**Objective:** Rewrite each of the rows below with "Enumerate" changed to "List" and nothing else altered. Leave the pictures out of your answer.

**Data supplied:**
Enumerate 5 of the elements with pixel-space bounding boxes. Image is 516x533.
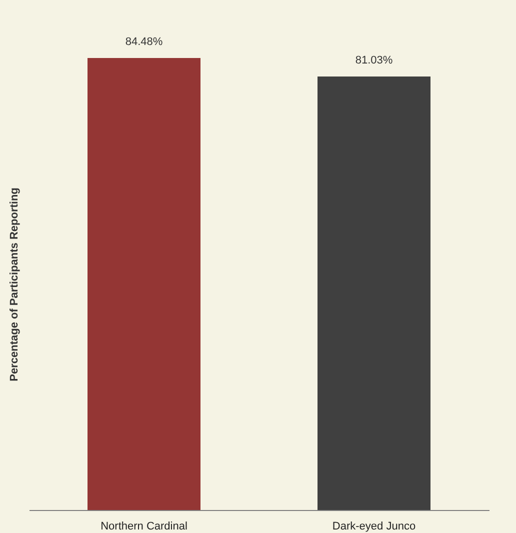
x-tick-label: Dark-eyed Junco: [332, 520, 416, 532]
y-axis-title: Percentage of Participants Reporting: [8, 188, 20, 382]
data-label: 84.48%: [125, 36, 163, 48]
data-label: 81.03%: [355, 54, 393, 66]
x-tick-label: Northern Cardinal: [100, 520, 188, 532]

**Solution to the exercise:**
List 5 of the elements with pixel-space bounding boxes. Image is 516x533.
x-tick-label: Dark-eyed Junco: [332, 520, 416, 532]
y-axis-title: Percentage of Participants Reporting: [8, 188, 20, 382]
data-label: 84.48%: [125, 36, 163, 48]
data-label: 81.03%: [355, 54, 393, 66]
x-tick-label: Northern Cardinal: [100, 520, 188, 532]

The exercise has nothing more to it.